GOAL OF THE EXERCISE:
Find the lines containing "cloud" and say how many there are, with no other words.

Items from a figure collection
★ ★ ★ ★ ★

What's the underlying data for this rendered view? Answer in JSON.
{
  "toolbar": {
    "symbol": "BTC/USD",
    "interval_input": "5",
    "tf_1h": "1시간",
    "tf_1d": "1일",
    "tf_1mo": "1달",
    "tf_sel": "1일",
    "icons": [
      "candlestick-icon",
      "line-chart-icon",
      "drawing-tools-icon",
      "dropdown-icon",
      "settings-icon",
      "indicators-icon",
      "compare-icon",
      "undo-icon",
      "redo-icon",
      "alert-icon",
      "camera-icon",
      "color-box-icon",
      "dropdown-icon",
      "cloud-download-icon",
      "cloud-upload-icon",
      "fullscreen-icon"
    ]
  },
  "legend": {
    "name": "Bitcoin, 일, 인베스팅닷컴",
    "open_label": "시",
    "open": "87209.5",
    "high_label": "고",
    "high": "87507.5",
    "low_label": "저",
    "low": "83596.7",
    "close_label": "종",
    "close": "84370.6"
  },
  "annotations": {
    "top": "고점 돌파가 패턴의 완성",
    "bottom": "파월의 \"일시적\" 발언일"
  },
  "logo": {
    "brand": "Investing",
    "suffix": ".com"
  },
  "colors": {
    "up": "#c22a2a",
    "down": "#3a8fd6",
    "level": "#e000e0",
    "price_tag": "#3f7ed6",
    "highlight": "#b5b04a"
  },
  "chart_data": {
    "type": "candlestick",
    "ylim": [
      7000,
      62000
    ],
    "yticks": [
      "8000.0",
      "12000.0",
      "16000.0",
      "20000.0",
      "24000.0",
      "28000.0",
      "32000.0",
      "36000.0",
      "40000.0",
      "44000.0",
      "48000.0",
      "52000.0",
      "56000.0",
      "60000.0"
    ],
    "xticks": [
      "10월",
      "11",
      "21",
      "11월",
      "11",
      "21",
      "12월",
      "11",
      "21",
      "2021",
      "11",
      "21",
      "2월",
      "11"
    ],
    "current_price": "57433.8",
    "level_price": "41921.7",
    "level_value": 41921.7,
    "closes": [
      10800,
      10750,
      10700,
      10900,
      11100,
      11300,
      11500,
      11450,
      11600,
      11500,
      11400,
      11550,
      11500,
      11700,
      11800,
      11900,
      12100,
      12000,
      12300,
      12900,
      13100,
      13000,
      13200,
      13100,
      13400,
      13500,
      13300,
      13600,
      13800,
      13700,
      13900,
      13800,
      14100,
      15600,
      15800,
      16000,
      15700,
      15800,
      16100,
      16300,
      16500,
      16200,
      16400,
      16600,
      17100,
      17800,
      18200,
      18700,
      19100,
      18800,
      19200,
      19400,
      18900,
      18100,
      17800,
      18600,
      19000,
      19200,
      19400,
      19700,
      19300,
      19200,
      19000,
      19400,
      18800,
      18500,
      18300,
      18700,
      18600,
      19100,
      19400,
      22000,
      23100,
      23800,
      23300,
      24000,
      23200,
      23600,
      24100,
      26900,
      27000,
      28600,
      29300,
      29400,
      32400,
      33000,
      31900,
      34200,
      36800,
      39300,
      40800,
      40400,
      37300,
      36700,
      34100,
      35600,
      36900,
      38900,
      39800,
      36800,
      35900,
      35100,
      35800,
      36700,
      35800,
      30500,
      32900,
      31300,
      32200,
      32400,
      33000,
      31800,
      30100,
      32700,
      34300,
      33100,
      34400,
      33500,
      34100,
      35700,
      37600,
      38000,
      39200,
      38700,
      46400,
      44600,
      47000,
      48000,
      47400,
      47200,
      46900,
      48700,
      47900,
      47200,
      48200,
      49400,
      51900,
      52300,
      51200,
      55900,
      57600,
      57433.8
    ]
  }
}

★ ★ ★ ★ ★

TASK ANSWER:
2